| Written task |
Select the lines that contain "content" and copy each of them.

| Given entries |

──────────

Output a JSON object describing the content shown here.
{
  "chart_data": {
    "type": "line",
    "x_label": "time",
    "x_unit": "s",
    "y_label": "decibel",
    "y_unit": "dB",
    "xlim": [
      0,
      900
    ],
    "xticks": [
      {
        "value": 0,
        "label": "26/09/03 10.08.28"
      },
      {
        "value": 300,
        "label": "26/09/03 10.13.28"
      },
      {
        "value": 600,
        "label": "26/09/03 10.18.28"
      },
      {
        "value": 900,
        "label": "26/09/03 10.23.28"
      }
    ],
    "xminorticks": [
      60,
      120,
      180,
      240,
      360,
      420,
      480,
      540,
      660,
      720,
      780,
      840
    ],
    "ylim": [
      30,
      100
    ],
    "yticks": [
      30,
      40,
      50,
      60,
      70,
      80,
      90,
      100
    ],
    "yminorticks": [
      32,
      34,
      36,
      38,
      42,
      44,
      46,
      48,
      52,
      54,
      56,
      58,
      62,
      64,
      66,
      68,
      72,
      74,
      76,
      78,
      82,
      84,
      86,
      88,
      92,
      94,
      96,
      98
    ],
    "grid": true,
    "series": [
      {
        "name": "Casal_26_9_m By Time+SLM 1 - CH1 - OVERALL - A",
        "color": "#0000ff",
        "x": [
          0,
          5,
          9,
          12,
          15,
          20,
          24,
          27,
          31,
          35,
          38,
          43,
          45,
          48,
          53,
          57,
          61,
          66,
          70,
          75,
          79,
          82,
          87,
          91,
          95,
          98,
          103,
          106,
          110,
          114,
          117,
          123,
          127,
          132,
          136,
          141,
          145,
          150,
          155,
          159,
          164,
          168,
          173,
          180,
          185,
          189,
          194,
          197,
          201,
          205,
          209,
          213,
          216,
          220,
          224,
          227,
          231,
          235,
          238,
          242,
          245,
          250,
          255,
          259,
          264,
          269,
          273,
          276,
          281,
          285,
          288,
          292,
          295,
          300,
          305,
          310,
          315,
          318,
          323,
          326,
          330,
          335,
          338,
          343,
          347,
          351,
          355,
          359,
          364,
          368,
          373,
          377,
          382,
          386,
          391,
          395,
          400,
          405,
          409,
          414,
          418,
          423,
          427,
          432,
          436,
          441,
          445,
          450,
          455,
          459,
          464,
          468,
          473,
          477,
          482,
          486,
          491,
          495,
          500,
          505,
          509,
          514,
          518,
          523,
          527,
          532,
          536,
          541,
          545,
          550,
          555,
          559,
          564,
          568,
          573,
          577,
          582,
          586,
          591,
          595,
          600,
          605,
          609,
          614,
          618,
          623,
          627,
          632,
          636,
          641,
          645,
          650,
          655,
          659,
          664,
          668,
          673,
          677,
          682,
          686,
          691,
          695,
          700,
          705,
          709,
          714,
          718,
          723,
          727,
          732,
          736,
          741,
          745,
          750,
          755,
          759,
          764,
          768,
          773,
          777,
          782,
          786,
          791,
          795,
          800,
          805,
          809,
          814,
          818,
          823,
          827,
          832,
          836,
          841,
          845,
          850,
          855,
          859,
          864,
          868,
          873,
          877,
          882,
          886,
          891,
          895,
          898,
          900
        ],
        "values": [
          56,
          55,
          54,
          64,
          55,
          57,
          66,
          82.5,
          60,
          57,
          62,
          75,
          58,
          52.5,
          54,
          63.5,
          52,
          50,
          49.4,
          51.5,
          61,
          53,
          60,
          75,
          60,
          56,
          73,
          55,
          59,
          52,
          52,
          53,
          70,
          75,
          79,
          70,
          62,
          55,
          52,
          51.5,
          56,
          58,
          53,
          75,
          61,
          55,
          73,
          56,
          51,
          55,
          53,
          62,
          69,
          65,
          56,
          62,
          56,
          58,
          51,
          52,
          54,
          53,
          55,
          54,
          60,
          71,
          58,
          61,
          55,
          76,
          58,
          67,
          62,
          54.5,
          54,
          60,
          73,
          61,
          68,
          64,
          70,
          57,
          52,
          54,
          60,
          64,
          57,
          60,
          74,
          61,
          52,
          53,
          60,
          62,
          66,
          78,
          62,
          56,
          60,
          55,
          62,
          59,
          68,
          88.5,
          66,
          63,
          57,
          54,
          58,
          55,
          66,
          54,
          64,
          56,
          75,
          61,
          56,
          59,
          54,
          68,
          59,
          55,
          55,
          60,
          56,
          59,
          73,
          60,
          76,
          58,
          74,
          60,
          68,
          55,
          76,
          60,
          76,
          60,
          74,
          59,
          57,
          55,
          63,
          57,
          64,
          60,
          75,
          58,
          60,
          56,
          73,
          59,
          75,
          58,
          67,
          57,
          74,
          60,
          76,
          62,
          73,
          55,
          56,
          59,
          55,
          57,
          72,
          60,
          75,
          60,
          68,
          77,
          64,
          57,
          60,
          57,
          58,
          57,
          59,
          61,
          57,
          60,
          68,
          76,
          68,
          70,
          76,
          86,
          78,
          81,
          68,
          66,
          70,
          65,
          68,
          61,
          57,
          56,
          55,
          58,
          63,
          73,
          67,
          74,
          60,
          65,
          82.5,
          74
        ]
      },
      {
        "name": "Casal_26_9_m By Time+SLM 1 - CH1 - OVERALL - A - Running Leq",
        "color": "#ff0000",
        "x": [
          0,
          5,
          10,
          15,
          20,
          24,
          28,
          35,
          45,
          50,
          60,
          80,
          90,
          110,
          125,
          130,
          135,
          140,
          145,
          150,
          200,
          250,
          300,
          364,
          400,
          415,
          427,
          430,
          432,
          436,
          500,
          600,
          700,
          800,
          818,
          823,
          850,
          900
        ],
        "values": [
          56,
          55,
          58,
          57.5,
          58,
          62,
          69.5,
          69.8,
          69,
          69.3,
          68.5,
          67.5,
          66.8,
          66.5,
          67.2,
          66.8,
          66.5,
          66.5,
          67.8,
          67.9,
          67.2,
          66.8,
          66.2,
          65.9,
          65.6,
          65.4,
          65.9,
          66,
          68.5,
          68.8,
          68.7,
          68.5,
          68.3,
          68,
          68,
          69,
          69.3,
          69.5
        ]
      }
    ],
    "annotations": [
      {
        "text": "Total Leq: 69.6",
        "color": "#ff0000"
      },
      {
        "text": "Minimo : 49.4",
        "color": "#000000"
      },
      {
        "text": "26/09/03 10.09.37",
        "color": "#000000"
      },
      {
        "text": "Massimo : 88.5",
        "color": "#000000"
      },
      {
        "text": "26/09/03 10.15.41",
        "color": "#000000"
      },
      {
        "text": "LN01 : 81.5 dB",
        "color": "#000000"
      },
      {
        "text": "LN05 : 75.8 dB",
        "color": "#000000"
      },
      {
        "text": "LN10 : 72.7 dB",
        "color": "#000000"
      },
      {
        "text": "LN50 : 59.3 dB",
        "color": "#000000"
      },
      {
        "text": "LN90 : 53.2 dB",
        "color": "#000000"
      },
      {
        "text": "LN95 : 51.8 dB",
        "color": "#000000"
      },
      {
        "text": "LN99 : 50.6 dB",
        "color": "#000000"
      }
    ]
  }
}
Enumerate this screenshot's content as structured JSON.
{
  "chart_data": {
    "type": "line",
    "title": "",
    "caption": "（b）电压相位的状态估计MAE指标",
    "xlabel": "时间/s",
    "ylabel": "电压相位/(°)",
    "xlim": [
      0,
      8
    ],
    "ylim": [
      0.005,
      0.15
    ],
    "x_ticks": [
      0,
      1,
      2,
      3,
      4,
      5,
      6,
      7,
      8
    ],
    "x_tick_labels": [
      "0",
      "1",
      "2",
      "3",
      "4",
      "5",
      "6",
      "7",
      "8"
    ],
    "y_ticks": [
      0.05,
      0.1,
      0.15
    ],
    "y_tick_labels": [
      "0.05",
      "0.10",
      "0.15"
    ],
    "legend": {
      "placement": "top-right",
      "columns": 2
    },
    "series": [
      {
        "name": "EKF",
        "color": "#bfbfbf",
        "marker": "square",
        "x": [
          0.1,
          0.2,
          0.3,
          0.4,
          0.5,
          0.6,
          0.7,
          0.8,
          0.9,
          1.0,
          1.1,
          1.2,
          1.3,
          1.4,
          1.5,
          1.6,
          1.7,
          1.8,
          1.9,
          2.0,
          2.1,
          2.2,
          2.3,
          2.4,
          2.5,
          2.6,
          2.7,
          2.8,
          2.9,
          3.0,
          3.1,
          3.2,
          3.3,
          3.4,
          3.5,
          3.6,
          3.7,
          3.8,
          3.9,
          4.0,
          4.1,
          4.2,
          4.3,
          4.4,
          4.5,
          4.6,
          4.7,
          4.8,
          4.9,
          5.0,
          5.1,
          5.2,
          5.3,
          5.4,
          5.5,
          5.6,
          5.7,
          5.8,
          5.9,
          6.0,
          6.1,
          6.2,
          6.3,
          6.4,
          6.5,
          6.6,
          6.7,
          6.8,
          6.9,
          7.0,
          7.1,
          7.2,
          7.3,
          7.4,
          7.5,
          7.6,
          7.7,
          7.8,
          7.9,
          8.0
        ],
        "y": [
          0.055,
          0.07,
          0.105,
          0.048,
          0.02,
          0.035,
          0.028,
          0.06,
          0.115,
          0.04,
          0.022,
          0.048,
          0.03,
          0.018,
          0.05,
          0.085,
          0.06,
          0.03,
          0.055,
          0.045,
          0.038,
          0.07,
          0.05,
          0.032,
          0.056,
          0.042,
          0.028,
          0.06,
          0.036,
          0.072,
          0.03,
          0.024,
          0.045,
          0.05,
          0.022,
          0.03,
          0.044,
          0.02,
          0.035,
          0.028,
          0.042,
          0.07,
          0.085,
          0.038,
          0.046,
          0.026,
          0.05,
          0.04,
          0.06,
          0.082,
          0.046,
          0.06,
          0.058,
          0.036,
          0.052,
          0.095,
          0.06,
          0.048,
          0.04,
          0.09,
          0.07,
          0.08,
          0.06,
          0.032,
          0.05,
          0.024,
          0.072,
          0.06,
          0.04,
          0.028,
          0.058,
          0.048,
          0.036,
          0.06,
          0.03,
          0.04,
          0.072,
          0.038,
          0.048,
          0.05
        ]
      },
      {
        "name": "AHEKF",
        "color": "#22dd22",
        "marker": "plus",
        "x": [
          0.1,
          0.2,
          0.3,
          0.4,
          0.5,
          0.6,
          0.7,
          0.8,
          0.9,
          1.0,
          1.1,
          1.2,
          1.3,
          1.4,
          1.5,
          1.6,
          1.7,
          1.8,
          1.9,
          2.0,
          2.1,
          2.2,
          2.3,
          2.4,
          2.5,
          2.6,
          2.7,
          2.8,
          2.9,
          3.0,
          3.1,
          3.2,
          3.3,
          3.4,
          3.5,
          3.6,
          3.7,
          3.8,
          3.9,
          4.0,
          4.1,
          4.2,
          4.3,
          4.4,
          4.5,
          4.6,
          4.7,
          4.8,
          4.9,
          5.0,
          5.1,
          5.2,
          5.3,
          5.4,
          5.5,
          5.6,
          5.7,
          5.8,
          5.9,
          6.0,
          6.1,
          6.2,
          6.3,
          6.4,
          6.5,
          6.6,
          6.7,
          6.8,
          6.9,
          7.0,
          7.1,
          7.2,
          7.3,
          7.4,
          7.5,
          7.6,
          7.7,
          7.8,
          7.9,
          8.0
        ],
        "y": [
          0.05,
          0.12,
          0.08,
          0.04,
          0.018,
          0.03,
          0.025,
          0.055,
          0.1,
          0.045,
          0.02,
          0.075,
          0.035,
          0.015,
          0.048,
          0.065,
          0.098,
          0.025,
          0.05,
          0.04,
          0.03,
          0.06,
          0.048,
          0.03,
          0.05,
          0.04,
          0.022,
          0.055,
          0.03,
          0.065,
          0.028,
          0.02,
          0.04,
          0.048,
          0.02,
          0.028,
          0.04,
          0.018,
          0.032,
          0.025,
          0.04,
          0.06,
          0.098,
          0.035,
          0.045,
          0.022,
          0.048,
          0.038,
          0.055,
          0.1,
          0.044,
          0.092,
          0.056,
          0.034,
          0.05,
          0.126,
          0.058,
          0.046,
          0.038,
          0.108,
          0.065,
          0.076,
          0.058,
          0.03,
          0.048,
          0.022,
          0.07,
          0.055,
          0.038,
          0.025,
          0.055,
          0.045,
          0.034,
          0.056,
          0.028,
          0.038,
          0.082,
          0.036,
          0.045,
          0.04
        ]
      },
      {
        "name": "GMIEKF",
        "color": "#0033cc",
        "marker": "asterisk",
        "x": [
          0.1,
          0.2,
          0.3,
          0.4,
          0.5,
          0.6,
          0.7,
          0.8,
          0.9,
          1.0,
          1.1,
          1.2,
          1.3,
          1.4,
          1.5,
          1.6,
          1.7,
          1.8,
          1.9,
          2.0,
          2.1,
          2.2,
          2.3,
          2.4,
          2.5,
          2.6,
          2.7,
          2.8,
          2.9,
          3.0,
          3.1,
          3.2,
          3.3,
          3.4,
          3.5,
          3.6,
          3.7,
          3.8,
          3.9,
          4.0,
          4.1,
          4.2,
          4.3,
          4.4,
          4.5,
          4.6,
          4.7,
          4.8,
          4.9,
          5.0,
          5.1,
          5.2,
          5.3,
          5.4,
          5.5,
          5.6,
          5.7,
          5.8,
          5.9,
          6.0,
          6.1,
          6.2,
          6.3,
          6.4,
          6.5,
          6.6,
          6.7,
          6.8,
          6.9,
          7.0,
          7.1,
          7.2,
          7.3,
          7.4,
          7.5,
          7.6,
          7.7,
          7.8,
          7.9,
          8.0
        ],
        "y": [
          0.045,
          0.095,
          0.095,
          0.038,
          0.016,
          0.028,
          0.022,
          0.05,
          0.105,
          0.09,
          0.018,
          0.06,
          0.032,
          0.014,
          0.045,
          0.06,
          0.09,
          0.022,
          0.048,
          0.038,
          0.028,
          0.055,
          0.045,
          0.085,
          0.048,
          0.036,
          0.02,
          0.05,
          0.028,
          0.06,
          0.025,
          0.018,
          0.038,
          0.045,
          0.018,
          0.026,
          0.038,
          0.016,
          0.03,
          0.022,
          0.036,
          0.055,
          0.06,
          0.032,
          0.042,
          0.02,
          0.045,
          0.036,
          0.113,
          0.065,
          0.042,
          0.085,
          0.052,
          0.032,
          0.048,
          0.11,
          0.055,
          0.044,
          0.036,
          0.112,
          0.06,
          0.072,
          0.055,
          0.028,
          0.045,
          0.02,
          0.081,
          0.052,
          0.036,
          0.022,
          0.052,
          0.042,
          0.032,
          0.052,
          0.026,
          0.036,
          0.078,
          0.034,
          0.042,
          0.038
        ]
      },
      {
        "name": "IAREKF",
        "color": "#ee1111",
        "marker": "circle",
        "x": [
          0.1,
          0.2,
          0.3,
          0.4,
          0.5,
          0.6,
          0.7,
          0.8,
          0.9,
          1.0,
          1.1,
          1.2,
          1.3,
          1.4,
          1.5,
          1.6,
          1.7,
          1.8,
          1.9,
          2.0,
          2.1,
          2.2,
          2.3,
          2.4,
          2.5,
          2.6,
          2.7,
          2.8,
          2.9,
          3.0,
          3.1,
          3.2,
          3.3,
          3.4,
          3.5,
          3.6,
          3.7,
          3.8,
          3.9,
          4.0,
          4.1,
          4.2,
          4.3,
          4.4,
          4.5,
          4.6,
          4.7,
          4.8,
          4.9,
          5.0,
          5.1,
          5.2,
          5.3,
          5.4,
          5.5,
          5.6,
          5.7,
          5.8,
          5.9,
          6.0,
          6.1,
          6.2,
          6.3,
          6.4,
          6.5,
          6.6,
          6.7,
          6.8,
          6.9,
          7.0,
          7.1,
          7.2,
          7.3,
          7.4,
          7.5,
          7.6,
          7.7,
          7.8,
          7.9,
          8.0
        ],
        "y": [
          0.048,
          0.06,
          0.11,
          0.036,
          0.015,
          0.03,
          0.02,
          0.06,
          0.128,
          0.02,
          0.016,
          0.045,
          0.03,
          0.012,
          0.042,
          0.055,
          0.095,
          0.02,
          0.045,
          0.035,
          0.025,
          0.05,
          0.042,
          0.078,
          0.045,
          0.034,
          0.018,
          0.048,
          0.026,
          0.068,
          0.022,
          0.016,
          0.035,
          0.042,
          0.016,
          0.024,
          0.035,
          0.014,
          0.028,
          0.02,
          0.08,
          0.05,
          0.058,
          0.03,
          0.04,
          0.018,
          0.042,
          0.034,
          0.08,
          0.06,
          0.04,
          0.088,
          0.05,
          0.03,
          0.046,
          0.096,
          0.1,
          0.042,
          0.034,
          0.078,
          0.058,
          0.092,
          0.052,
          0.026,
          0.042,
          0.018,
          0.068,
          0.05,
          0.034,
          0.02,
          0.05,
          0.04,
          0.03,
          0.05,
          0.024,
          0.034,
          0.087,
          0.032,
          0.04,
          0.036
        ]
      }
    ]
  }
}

──────────

| Solution below |
Output a JSON object describing the content shown here.
Enumerate this screenshot's content as structured JSON.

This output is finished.